Figure data in JSON
★ ★ ★ ★ ★ ★ ★
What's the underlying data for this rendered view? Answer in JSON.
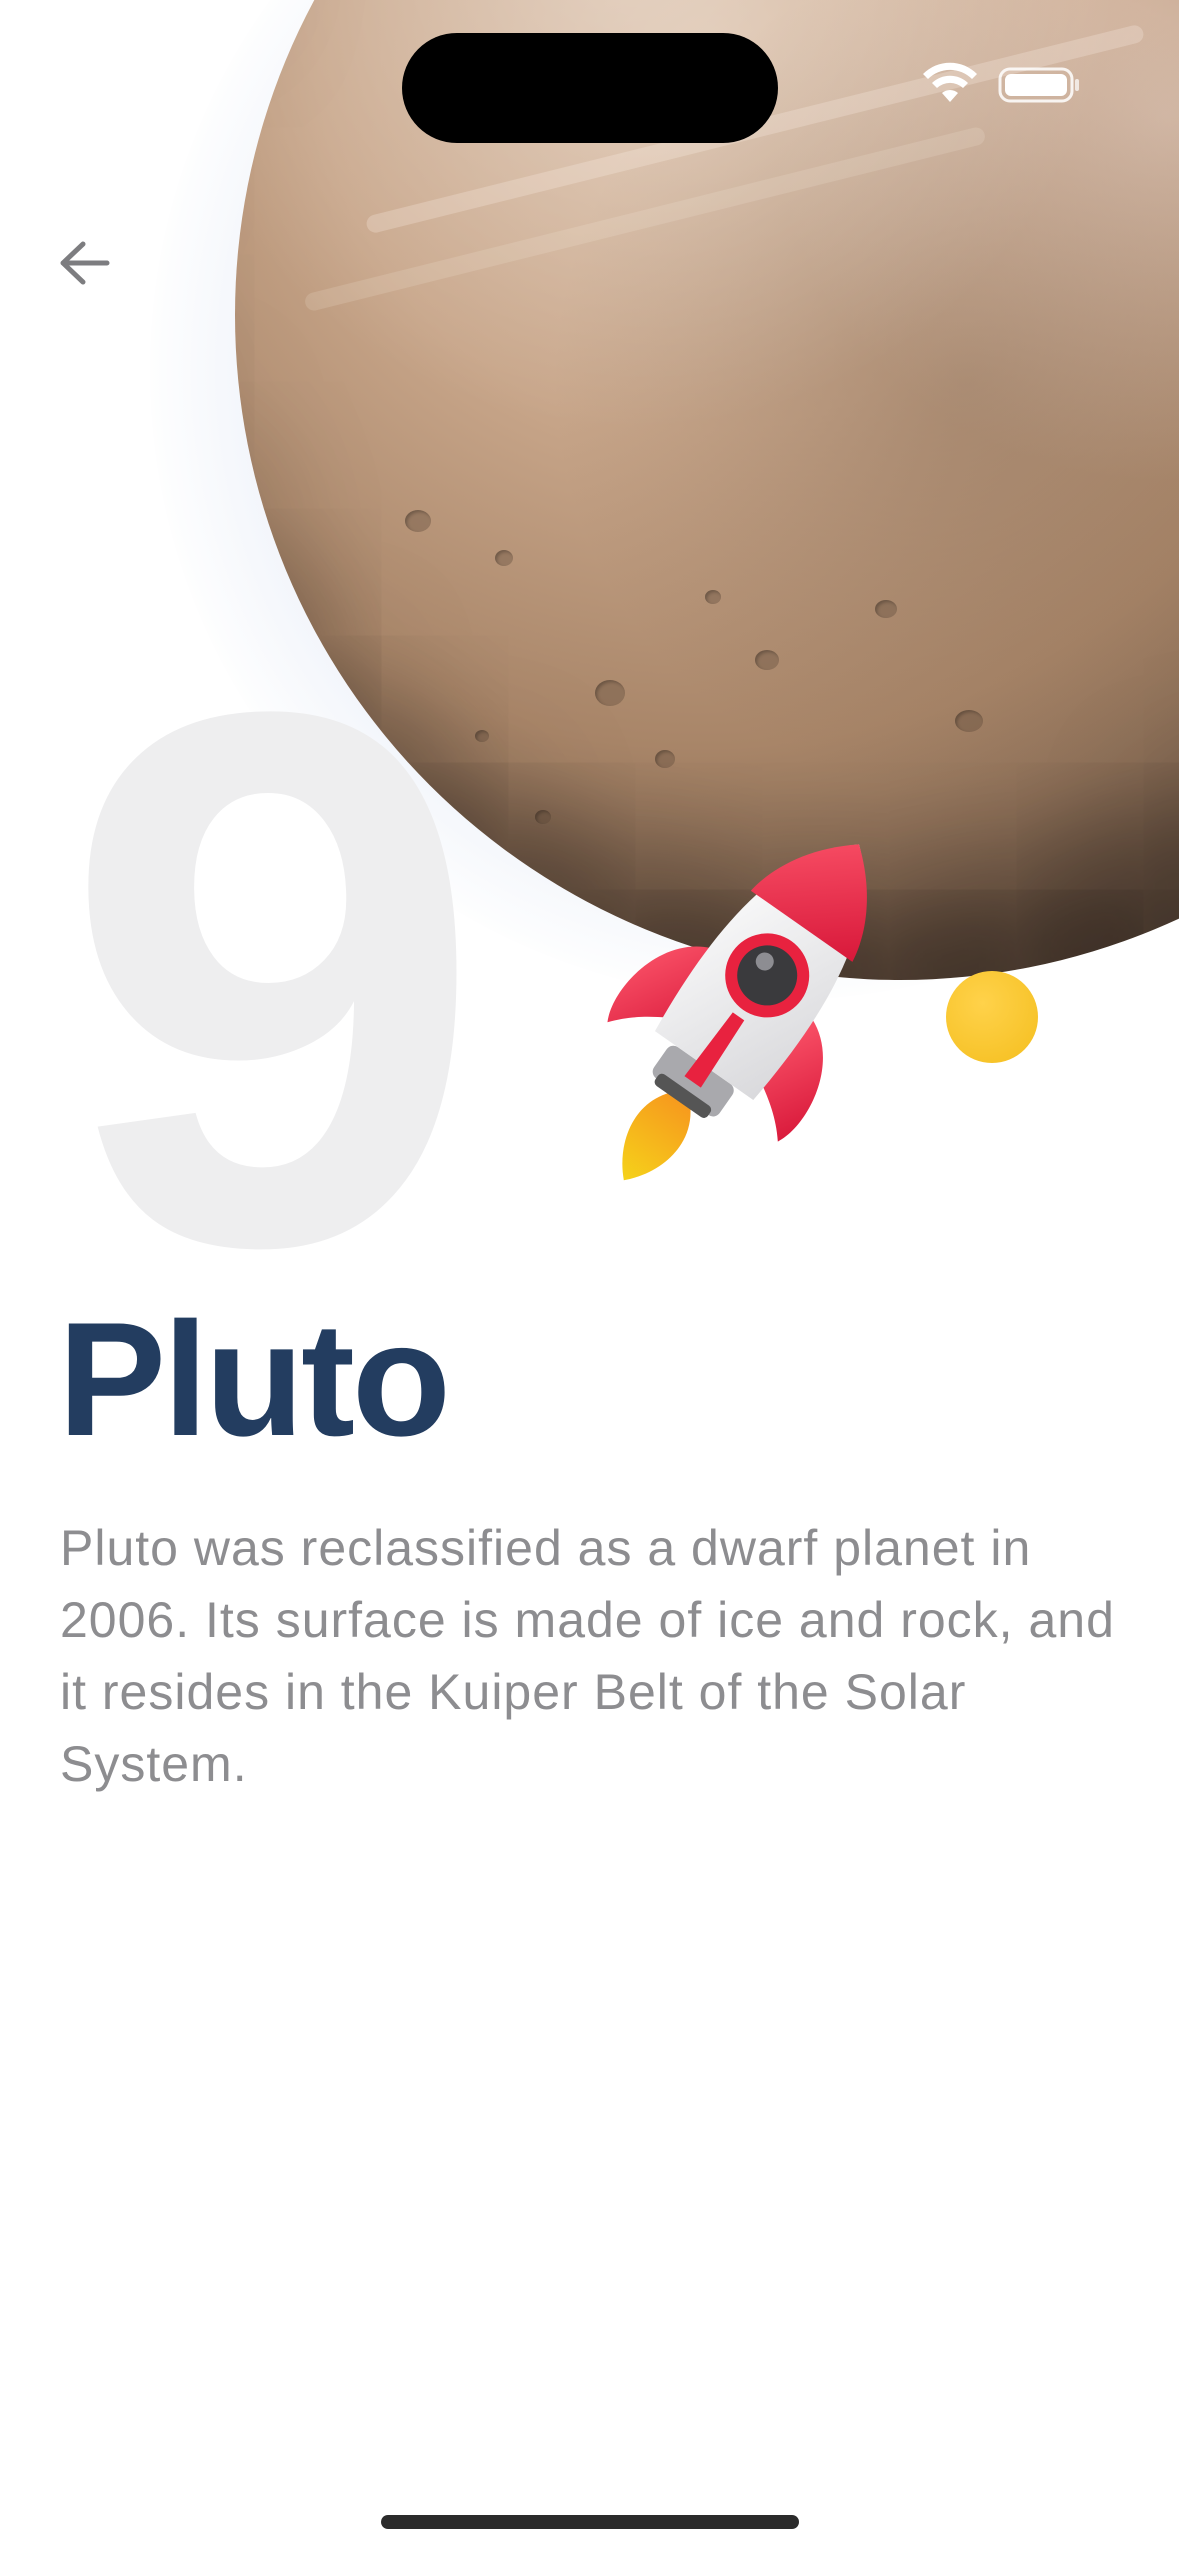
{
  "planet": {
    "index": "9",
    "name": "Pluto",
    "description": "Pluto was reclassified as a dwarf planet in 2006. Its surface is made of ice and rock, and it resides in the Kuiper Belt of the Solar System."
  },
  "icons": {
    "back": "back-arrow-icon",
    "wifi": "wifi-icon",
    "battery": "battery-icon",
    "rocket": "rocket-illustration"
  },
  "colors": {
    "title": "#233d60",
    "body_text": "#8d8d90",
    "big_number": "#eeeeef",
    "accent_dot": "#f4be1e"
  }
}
★ ★ ★ ★ ★ ★ ★
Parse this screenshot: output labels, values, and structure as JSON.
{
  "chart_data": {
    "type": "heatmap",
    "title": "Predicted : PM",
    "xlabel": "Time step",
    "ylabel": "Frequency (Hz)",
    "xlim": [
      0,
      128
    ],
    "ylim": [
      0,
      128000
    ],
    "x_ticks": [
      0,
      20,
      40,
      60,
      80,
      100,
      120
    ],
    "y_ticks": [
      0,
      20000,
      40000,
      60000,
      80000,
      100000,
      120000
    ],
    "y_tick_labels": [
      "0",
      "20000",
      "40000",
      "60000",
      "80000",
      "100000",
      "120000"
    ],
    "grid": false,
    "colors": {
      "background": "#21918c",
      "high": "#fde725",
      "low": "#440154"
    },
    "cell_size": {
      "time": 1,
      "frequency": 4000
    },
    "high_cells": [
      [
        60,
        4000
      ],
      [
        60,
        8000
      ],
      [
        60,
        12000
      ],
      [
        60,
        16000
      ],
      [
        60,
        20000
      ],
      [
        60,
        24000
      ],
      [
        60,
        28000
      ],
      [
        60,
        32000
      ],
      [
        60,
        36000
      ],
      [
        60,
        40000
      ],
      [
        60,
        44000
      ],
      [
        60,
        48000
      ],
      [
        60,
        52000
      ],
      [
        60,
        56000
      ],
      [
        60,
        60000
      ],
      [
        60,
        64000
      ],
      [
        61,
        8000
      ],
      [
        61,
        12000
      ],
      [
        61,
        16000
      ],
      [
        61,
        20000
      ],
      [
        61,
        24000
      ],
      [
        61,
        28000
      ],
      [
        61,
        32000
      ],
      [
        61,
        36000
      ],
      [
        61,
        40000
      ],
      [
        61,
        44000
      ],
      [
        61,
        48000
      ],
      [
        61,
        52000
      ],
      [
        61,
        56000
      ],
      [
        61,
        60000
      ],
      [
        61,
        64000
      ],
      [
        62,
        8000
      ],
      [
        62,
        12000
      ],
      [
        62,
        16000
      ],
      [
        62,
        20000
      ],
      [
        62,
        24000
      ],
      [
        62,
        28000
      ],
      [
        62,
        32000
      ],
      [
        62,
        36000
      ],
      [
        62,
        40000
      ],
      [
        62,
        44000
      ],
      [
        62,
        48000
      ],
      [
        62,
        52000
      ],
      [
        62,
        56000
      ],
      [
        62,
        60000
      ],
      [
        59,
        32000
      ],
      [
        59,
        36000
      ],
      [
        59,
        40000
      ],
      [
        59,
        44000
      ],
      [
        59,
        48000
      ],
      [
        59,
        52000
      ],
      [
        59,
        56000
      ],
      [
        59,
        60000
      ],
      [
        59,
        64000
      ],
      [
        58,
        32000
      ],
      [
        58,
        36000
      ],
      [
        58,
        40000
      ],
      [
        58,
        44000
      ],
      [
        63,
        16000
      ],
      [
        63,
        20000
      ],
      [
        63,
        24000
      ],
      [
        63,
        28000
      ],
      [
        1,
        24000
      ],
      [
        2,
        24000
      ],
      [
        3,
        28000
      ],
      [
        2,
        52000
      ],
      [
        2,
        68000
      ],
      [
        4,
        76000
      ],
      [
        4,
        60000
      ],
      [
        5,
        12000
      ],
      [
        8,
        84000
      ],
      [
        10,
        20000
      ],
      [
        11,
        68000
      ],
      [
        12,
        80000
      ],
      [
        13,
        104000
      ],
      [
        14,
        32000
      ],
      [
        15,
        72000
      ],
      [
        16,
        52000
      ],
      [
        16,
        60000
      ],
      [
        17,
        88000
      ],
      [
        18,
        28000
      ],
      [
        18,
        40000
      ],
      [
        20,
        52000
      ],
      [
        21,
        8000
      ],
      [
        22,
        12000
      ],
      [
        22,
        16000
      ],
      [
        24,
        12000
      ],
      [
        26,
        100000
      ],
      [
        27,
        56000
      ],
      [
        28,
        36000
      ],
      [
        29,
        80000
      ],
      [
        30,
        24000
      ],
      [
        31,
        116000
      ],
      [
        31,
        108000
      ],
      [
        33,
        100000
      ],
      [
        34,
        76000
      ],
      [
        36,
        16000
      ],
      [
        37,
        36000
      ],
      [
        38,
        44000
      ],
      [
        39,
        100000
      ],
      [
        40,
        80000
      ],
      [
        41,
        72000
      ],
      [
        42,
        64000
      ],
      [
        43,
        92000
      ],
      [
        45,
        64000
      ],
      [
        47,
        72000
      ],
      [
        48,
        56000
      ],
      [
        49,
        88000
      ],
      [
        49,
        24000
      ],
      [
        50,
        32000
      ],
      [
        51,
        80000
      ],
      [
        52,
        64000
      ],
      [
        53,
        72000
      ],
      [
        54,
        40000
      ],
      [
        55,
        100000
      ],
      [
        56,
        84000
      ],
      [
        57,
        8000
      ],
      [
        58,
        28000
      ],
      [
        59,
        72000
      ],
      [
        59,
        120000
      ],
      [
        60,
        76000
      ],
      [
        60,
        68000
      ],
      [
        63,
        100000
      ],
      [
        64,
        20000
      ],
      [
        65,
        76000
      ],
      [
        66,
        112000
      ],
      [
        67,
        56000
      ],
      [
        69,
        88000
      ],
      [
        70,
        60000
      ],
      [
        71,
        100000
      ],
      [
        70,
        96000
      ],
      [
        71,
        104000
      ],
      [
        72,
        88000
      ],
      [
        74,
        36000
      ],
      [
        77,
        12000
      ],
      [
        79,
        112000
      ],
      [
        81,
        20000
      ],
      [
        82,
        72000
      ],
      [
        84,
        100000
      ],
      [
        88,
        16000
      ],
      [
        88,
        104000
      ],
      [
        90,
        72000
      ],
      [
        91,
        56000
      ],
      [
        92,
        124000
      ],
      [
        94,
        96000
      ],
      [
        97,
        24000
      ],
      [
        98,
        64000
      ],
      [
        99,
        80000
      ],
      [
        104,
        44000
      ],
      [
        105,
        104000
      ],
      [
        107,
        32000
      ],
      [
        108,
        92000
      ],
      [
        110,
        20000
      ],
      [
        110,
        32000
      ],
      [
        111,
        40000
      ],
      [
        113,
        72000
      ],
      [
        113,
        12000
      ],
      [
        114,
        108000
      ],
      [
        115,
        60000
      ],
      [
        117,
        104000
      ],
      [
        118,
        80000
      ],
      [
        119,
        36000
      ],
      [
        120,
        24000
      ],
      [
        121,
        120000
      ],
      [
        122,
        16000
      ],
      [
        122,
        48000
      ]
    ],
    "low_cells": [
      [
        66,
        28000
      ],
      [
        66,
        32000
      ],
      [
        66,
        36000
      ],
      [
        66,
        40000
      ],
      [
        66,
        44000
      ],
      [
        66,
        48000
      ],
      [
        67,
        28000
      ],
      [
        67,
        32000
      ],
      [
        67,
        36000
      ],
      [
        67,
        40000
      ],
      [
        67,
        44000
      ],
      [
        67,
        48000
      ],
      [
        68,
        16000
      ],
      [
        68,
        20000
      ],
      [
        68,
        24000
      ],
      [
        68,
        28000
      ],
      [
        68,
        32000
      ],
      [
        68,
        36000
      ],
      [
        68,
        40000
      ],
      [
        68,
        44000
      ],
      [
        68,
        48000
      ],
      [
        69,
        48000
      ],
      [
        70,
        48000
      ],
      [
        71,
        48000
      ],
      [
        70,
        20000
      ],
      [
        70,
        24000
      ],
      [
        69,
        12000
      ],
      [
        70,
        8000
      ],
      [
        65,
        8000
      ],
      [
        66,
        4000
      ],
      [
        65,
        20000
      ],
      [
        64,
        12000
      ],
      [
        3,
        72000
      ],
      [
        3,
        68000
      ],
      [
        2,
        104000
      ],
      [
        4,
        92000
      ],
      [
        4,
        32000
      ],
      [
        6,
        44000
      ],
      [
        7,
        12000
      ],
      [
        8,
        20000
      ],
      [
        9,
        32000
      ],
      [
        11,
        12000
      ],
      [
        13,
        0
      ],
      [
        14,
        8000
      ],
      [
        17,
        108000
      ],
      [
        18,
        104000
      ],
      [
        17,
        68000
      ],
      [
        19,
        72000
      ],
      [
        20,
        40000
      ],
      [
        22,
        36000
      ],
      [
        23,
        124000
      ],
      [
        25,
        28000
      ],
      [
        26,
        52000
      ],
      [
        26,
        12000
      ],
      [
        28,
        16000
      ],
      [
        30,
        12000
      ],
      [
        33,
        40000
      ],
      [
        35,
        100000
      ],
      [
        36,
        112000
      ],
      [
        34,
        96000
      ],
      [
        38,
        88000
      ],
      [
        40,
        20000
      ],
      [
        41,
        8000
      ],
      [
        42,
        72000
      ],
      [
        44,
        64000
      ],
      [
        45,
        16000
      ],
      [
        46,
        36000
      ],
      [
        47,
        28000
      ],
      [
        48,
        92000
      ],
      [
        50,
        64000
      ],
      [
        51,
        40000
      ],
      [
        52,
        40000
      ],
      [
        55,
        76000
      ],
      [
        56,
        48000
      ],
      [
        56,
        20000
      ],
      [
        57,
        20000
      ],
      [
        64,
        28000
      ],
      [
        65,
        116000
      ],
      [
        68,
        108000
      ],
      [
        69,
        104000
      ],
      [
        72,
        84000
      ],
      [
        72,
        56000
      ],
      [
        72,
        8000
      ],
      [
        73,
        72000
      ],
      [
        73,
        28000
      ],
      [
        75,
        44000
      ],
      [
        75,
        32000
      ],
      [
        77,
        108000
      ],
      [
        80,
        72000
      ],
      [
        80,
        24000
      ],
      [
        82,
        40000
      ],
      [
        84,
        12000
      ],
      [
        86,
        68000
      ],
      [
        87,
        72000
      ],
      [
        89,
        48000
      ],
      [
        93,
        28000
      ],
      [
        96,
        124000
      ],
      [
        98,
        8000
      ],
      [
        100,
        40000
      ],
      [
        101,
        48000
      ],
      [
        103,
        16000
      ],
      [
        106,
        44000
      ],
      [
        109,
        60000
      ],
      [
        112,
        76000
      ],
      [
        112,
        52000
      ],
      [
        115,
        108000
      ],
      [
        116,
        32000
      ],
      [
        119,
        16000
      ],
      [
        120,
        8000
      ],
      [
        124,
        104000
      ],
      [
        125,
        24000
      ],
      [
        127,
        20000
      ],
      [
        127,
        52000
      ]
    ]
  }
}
★ ★ ★ ★ ★ ★ ★
WHAT IS NEEDED> Only lines with "this" are wanted here; list each of them.

COMPLETED EXERCISE>
What's the underlying data for this rendered view? Answer in JSON.
Parse this screenshot: output labels, values, and structure as JSON.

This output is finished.